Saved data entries

· · · ·

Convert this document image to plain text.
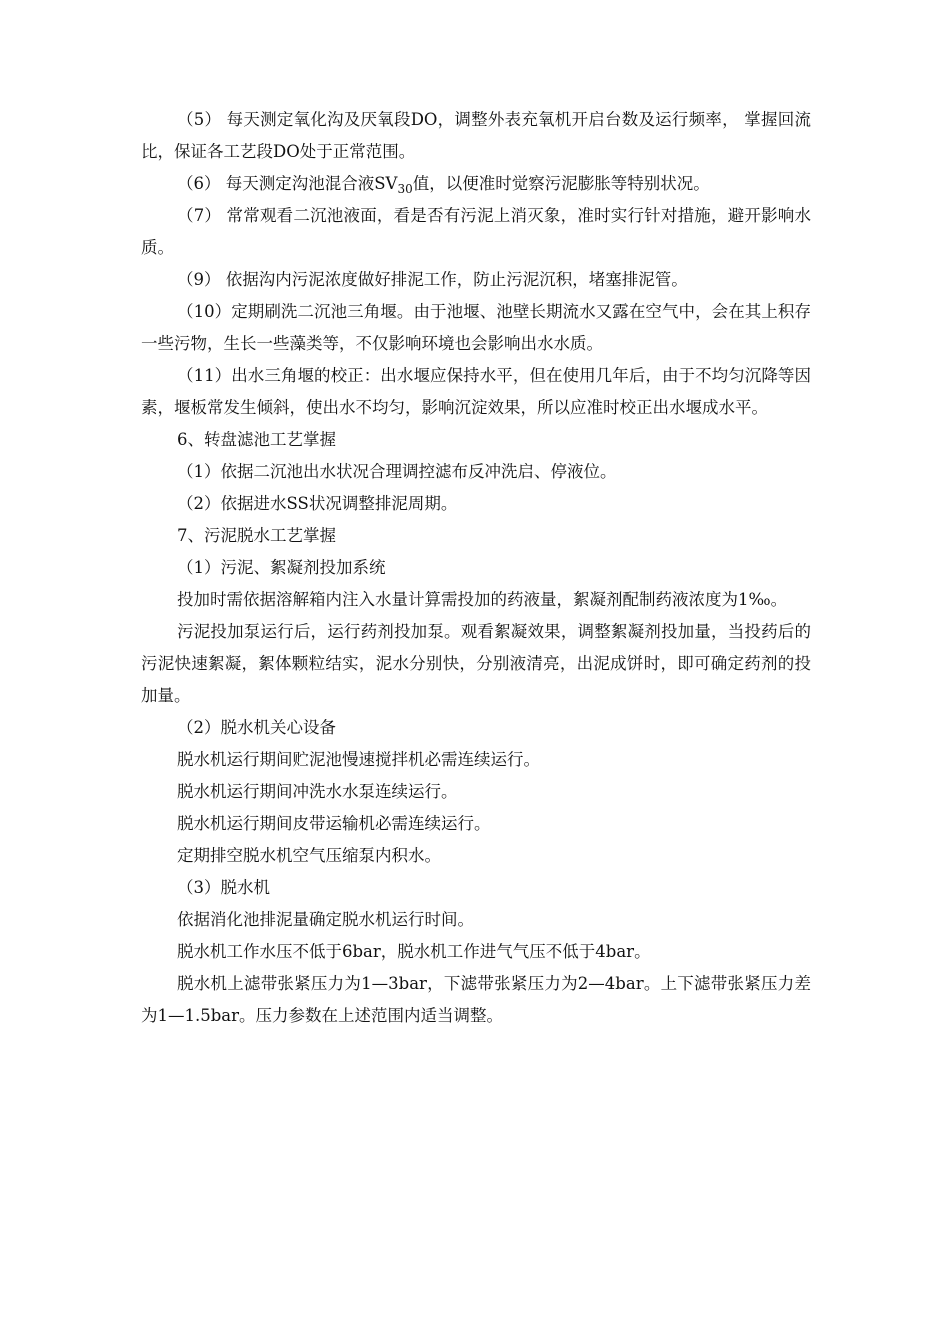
（5） 每天测定氧化沟及厌氧段DO，调整外表充氧机开启台数及运行频率， 掌握回流比，保证各工艺段DO处于正常范围。

（6） 每天测定沟池混合液$SV_{30}$值，以便准时觉察污泥膨胀等特别状况。

（7） 常常观看二沉池液面，看是否有污泥上消灭象，准时实行针对措施，避开影响水质。

（9） 依据沟内污泥浓度做好排泥工作，防止污泥沉积，堵塞排泥管。

（10）定期刷洗二沉池三角堰。由于池堰、池壁长期流水又露在空气中，会在其上积存一些污物，生长一些藻类等，不仅影响环境也会影响出水水质。

（11）出水三角堰的校正：出水堰应保持水平，但在使用几年后，由于不均匀沉降等因素，堰板常发生倾斜，使出水不均匀，影响沉淀效果，所以应准时校正出水堰成水平。

6、转盘滤池工艺掌握

（1）依据二沉池出水状况合理调控滤布反冲洗启、停液位。

（2）依据进水SS状况调整排泥周期。

7、污泥脱水工艺掌握

（1）污泥、絮凝剂投加系统

投加时需依据溶解箱内注入水量计算需投加的药液量，絮凝剂配制药液浓度为1‰。

污泥投加泵运行后，运行药剂投加泵。观看絮凝效果，调整絮凝剂投加量，当投药后的污泥快速絮凝，絮体颗粒结实，泥水分别快，分别液清亮，出泥成饼时，即可确定药剂的投加量。

（2）脱水机关心设备

脱水机运行期间贮泥池慢速搅拌机必需连续运行。

脱水机运行期间冲洗水水泵连续运行。

脱水机运行期间皮带运输机必需连续运行。

定期排空脱水机空气压缩泵内积水。

（3）脱水机

依据消化池排泥量确定脱水机运行时间。

脱水机工作水压不低于6bar，脱水机工作进气气压不低于4bar。

脱水机上滤带张紧压力为1—3bar，下滤带张紧压力为2—4bar。上下滤带张紧压力差为1—1.5bar。压力参数在上述范围内适当调整。
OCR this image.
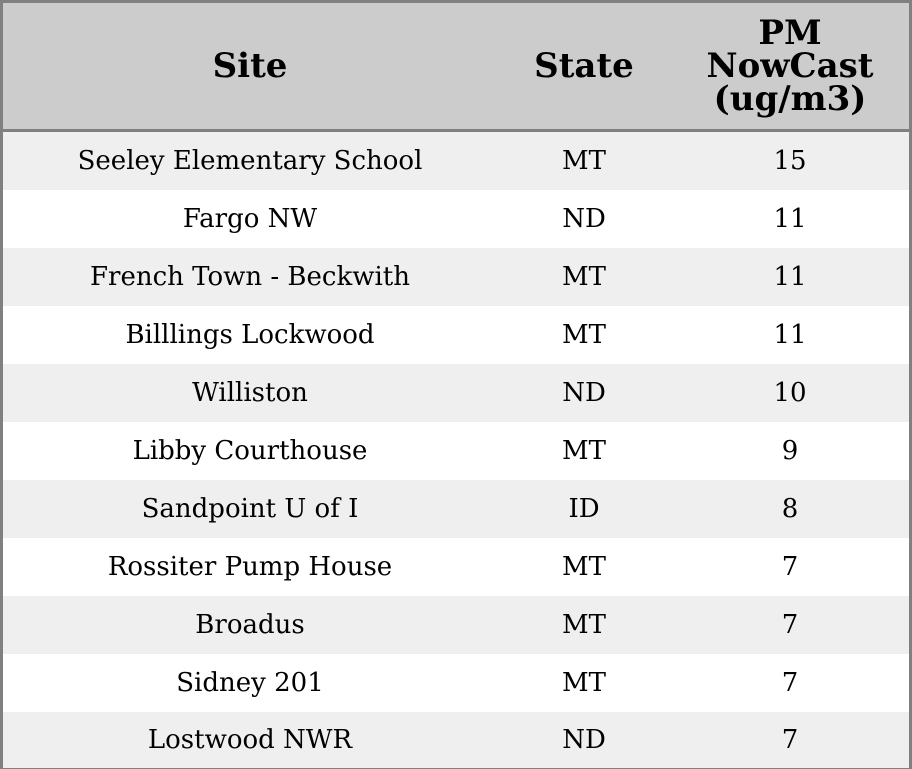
Site	State	PM
NowCast
(ug/m3)

Seeley Elementary School	MT	15
Fargo NW	ND	11
French Town - Beckwith	MT	11
Billlings Lockwood	MT	11
Williston	ND	10
Libby Courthouse	MT	9
Sandpoint U of I	ID	8
Rossiter Pump House	MT	7
Broadus	MT	7
Sidney 201	MT	7
Lostwood NWR	ND	7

· · · ·

Task to complete >> Repeat the material exactly as it reads, without any of its pictures.

Solution to this exercise >>
Convert this document image to plain text.
（5） 每天测定氧化沟及厌氧段DO，调整外表充氧机开启台数及运行频率， 掌握回流比，保证各工艺段DO处于正常范围。

（6） 每天测定沟池混合液$SV_{30}$值，以便准时觉察污泥膨胀等特别状况。

（7） 常常观看二沉池液面，看是否有污泥上消灭象，准时实行针对措施，避开影响水质。

（9） 依据沟内污泥浓度做好排泥工作，防止污泥沉积，堵塞排泥管。

（10）定期刷洗二沉池三角堰。由于池堰、池壁长期流水又露在空气中，会在其上积存一些污物，生长一些藻类等，不仅影响环境也会影响出水水质。

（11）出水三角堰的校正：出水堰应保持水平，但在使用几年后，由于不均匀沉降等因素，堰板常发生倾斜，使出水不均匀，影响沉淀效果，所以应准时校正出水堰成水平。

6、转盘滤池工艺掌握

（1）依据二沉池出水状况合理调控滤布反冲洗启、停液位。

（2）依据进水SS状况调整排泥周期。

7、污泥脱水工艺掌握

（1）污泥、絮凝剂投加系统

投加时需依据溶解箱内注入水量计算需投加的药液量，絮凝剂配制药液浓度为1‰。

污泥投加泵运行后，运行药剂投加泵。观看絮凝效果，调整絮凝剂投加量，当投药后的污泥快速絮凝，絮体颗粒结实，泥水分别快，分别液清亮，出泥成饼时，即可确定药剂的投加量。

（2）脱水机关心设备

脱水机运行期间贮泥池慢速搅拌机必需连续运行。

脱水机运行期间冲洗水水泵连续运行。

脱水机运行期间皮带运输机必需连续运行。

定期排空脱水机空气压缩泵内积水。

（3）脱水机

依据消化池排泥量确定脱水机运行时间。

脱水机工作水压不低于6bar，脱水机工作进气气压不低于4bar。

脱水机上滤带张紧压力为1—3bar，下滤带张紧压力为2—4bar。上下滤带张紧压力差为1—1.5bar。压力参数在上述范围内适当调整。
OCR this image.
Site	State	PM
NowCast
(ug/m3)

Seeley Elementary School	MT	15
Fargo NW	ND	11
French Town - Beckwith	MT	11
Billlings Lockwood	MT	11
Williston	ND	10
Libby Courthouse	MT	9
Sandpoint U of I	ID	8
Rossiter Pump House	MT	7
Broadus	MT	7
Sidney 201	MT	7
Lostwood NWR	ND	7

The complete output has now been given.